GOAL OF THE EXERCISE:
Scan the records below. Report the number of lines containing the word "nurses", and nothing more.

Saved data entries
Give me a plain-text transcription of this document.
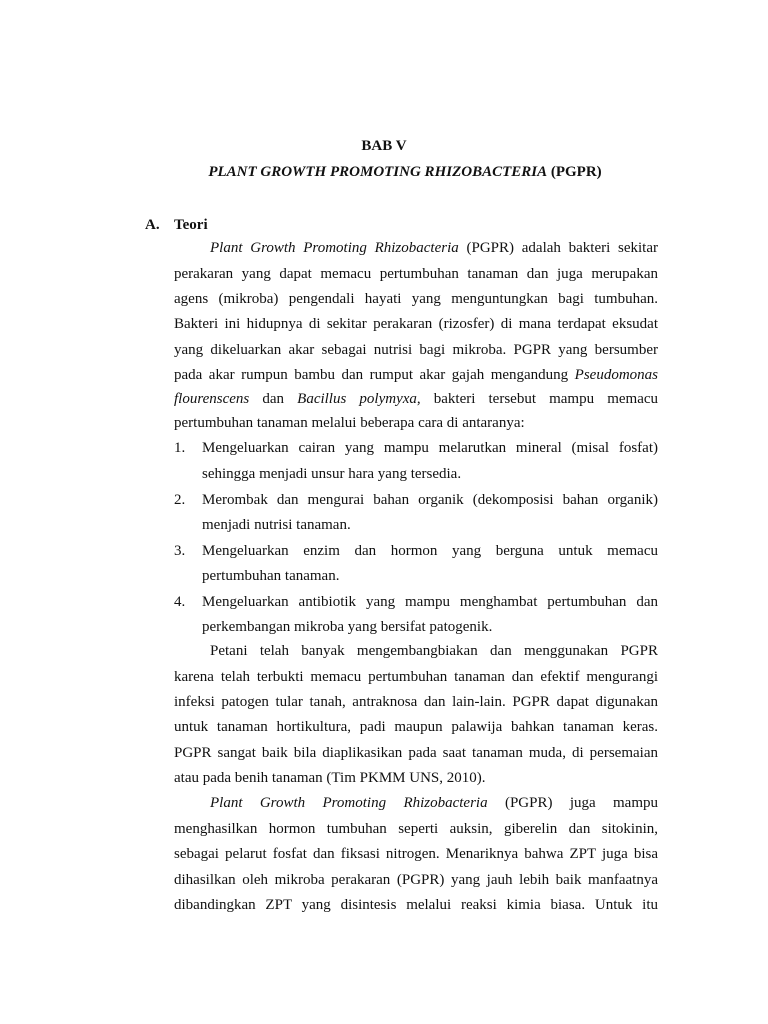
BAB V
PLANT GROWTH PROMOTING RHIZOBACTERIA (PGPR)
A. Teori
Plant Growth Promoting Rhizobacteria (PGPR) adalah bakteri sekitar
perakaran yang dapat memacu pertumbuhan tanaman dan juga merupakan
agens (mikroba) pengendali hayati yang menguntungkan bagi tumbuhan.
Bakteri ini hidupnya di sekitar perakaran (rizosfer) di mana terdapat eksudat
yang dikeluarkan akar sebagai nutrisi bagi mikroba. PGPR yang bersumber
pada akar rumpun bambu dan rumput akar gajah mengandung Pseudomonas
flourenscens dan Bacillus polymyxa, bakteri tersebut mampu memacu
pertumbuhan tanaman melalui beberapa cara di antaranya:
1. Mengeluarkan cairan yang mampu melarutkan mineral (misal fosfat)
sehingga menjadi unsur hara yang tersedia.
2. Merombak dan mengurai bahan organik (dekomposisi bahan organik)
menjadi nutrisi tanaman.
3. Mengeluarkan enzim dan hormon yang berguna untuk memacu
pertumbuhan tanaman.
4. Mengeluarkan antibiotik yang mampu menghambat pertumbuhan dan
perkembangan mikroba yang bersifat patogenik.
Petani telah banyak mengembangbiakan dan menggunakan PGPR
karena telah terbukti memacu pertumbuhan tanaman dan efektif mengurangi
infeksi patogen tular tanah, antraknosa dan lain-lain. PGPR dapat digunakan
untuk tanaman hortikultura, padi maupun palawija bahkan tanaman keras.
PGPR sangat baik bila diaplikasikan pada saat tanaman muda, di persemaian
atau pada benih tanaman (Tim PKMM UNS, 2010).
Plant Growth Promoting Rhizobacteria (PGPR) juga mampu
menghasilkan hormon tumbuhan seperti auksin, giberelin dan sitokinin,
sebagai pelarut fosfat dan fiksasi nitrogen. Menariknya bahwa ZPT juga bisa
dihasilkan oleh mikroba perakaran (PGPR) yang jauh lebih baik manfaatnya
dibandingkan ZPT yang disintesis melalui reaksi kimia biasa. Untuk itu
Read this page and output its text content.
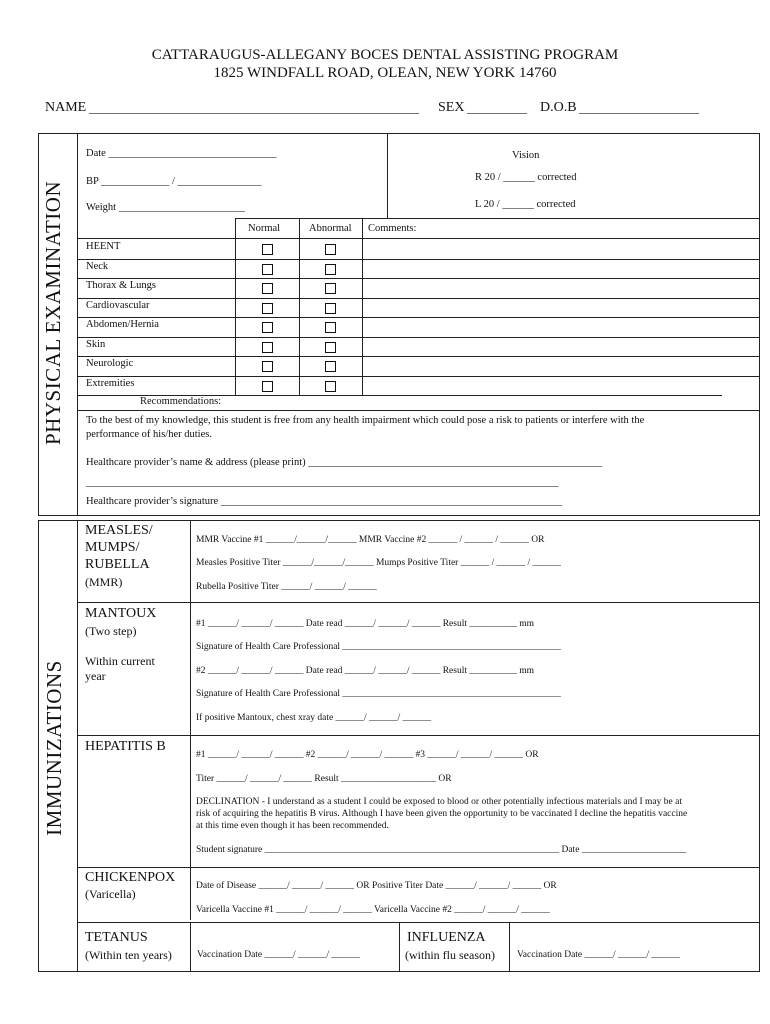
CATTARAUGUS-ALLEGANY BOCES DENTAL ASSISTING PROGRAM
1825 WINDFALL ROAD, OLEAN, NEW YORK 14760
NAME _______________________________________________________ SEX __________ D.O.B ____________________
PHYSICAL EXAMINATION
Date ________________________________
BP _____________ / ________________
Weight ________________________
Vision
R 20 / ______ corrected
L 20 / ______ corrected
Normal	Abnormal Comments:
HEENT
Neck
Thorax & Lungs
Cardiovascular
Abdomen/Hernia
Skin
Neurologic
Extremities
Recommendations:
To the best of my knowledge, this student is free from any health impairment which could pose a risk to patients or interfere with the
performance of his/her duties.
Healthcare provider’s name & address (please print) ________________________________________________________
__________________________________________________________________________________________
Healthcare provider’s signature _________________________________________________________________
IMMUNIZATIONS
MEASLES/
MUMPS/
RUBELLA
(MMR)
MMR Vaccine #1 ______/______/______ MMR Vaccine #2 ______ / ______ / ______ OR
Measles Positive Titer ______/______/______ Mumps Positive Titer ______ / ______ / ______
Rubella Positive Titer ______/ ______/ ______
MANTOUX
(Two step)
Within current
year
#1 ______/ ______/ ______ Date read ______/ ______/ ______ Result __________ mm
Signature of Health Care Professional ______________________________________________
#2 ______/ ______/ ______ Date read ______/ ______/ ______ Result __________ mm
Signature of Health Care Professional ______________________________________________
If positive Mantoux, chest xray date ______/ ______/ ______
HEPATITIS B
#1 ______/ ______/ ______ #2 ______/ ______/ ______ #3 ______/ ______/ ______ OR
Titer ______/ ______/ ______ Result ____________________ OR
DECLINATION - I understand as a student I could be exposed to blood or other potentially infectious materials and I may be at
risk of acquiring the hepatitis B virus. Although I have been given the opportunity to be vaccinated I decline the hepatitis vaccine
at this time even though it has been recommended.
Student signature ______________________________________________________________ Date ______________________
CHICKENPOX
(Varicella)
Date of Disease ______/ ______/ ______ OR Positive Titer Date ______/ ______/ ______ OR
Varicella Vaccine #1 ______/ ______/ ______ Varicella Vaccine #2 ______/ ______/ ______
TETANUS
(Within ten years)	Vaccination Date ______/ ______/ ______
INFLUENZA
(within flu season) Vaccination Date ______/ ______/ ______
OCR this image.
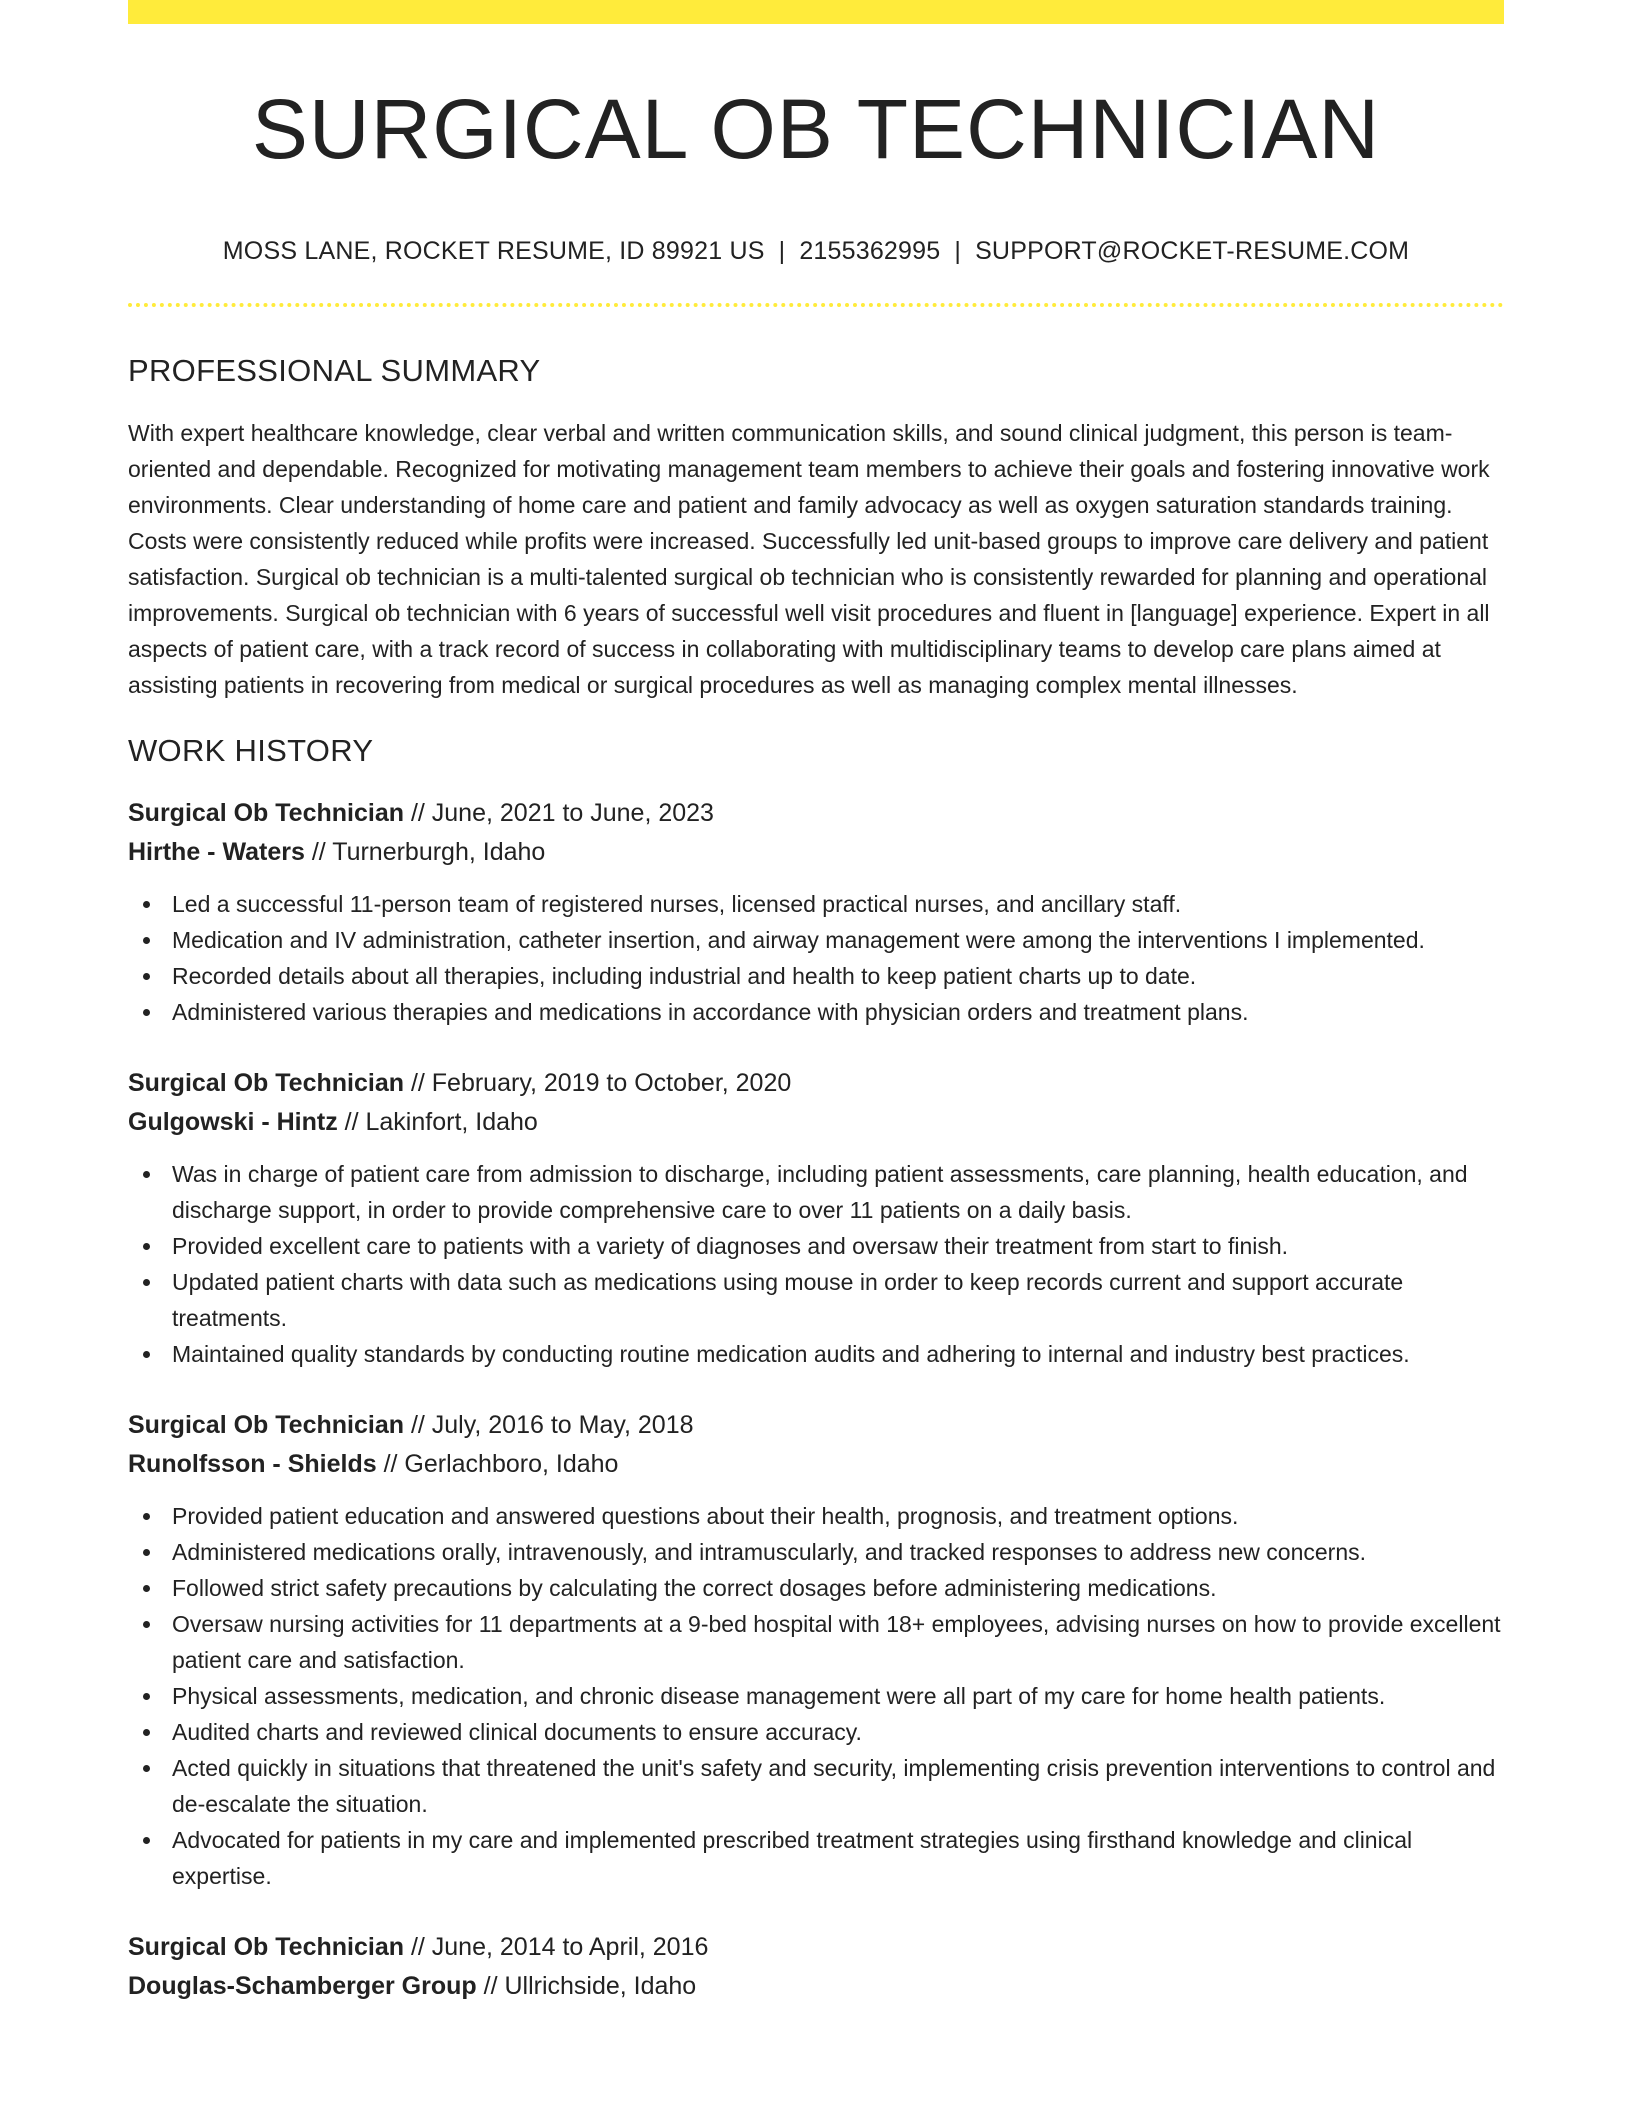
SURGICAL OB TECHNICIAN
MOSS LANE, ROCKET RESUME, ID 89921 US | 2155362995 | SUPPORT@ROCKET-RESUME.COM
PROFESSIONAL SUMMARY

With expert healthcare knowledge, clear verbal and written communication skills, and sound clinical judgment, this person is team-oriented and dependable. Recognized for motivating management team members to achieve their goals and fostering innovative work environments. Clear understanding of home care and patient and family advocacy as well as oxygen saturation standards training. Costs were consistently reduced while profits were increased. Successfully led unit-based groups to improve care delivery and patient satisfaction. Surgical ob technician is a multi-talented surgical ob technician who is consistently rewarded for planning and operational improvements. Surgical ob technician with 6 years of successful well visit procedures and fluent in [language] experience. Expert in all aspects of patient care, with a track record of success in collaborating with multidisciplinary teams to develop care plans aimed at assisting patients in recovering from medical or surgical procedures as well as managing complex mental illnesses.

WORK HISTORY
Surgical Ob Technician // June, 2021 to June, 2023
Hirthe - Waters // Turnerburgh, Idaho
Led a successful 11-person team of registered nurses, licensed practical nurses, and ancillary staff.
Medication and IV administration, catheter insertion, and airway management were among the interventions I implemented.
Recorded details about all therapies, including industrial and health to keep patient charts up to date.
Administered various therapies and medications in accordance with physician orders and treatment plans.
Surgical Ob Technician // February, 2019 to October, 2020
Gulgowski - Hintz // Lakinfort, Idaho
Was in charge of patient care from admission to discharge, including patient assessments, care planning, health education, and discharge support, in order to provide comprehensive care to over 11 patients on a daily basis.
Provided excellent care to patients with a variety of diagnoses and oversaw their treatment from start to finish.
Updated patient charts with data such as medications using mouse in order to keep records current and support accurate treatments.
Maintained quality standards by conducting routine medication audits and adhering to internal and industry best practices.
Surgical Ob Technician // July, 2016 to May, 2018
Runolfsson - Shields // Gerlachboro, Idaho
Provided patient education and answered questions about their health, prognosis, and treatment options.
Administered medications orally, intravenously, and intramuscularly, and tracked responses to address new concerns.
Followed strict safety precautions by calculating the correct dosages before administering medications.
Oversaw nursing activities for 11 departments at a 9-bed hospital with 18+ employees, advising nurses on how to provide excellent patient care and satisfaction.
Physical assessments, medication, and chronic disease management were all part of my care for home health patients.
Audited charts and reviewed clinical documents to ensure accuracy.
Acted quickly in situations that threatened the unit's safety and security, implementing crisis prevention interventions to control and de-escalate the situation.
Advocated for patients in my care and implemented prescribed treatment strategies using firsthand knowledge and clinical expertise.
Surgical Ob Technician // June, 2014 to April, 2016
Douglas-Schamberger Group // Ullrichside, Idaho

RESPONSE FOR THIS EXERCISE:
2